*DIRECTION*. Lift out all lines below that contain "initials".

Stored data

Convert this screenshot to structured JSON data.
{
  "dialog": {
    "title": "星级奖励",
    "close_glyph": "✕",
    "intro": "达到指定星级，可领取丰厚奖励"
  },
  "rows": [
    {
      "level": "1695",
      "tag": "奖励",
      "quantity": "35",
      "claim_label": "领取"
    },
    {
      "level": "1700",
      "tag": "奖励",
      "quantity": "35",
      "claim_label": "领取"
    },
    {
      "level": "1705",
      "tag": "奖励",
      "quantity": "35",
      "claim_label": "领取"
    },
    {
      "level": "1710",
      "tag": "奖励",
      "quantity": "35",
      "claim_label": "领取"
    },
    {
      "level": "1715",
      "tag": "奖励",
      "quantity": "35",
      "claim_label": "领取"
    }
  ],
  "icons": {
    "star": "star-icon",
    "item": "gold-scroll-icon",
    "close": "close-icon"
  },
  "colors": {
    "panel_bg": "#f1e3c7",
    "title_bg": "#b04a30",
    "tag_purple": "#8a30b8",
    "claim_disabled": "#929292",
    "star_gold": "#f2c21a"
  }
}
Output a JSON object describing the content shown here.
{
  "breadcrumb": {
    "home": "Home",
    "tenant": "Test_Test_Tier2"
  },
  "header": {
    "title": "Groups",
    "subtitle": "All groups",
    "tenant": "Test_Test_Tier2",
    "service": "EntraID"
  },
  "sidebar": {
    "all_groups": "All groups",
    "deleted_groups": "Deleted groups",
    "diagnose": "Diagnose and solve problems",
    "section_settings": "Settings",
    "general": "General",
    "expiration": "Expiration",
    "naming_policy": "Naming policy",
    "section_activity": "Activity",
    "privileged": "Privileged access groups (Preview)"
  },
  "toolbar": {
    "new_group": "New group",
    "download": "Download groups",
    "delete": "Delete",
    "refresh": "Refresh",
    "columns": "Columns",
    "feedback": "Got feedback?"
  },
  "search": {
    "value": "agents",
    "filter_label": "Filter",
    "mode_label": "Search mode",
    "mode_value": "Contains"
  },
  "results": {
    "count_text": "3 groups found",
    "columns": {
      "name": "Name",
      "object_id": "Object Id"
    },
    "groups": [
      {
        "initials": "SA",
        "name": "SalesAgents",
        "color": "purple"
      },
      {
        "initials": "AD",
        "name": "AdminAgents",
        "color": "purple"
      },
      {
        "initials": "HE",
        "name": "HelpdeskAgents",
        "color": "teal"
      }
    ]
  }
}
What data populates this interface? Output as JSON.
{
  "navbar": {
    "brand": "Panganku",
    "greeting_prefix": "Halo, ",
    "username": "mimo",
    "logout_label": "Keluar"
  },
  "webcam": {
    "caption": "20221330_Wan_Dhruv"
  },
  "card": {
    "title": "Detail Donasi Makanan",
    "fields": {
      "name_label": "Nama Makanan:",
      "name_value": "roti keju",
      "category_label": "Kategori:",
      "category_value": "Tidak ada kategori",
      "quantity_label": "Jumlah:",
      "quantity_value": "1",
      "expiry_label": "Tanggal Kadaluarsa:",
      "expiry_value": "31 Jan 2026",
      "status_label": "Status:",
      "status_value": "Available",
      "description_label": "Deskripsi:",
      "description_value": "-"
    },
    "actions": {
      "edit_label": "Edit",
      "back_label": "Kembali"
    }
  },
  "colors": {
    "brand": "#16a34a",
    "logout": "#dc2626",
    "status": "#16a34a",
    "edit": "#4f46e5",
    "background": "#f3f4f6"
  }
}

*WRITTEN RESPONSE*.
        "initials": "SA",
        "initials": "AD",
        "initials": "HE",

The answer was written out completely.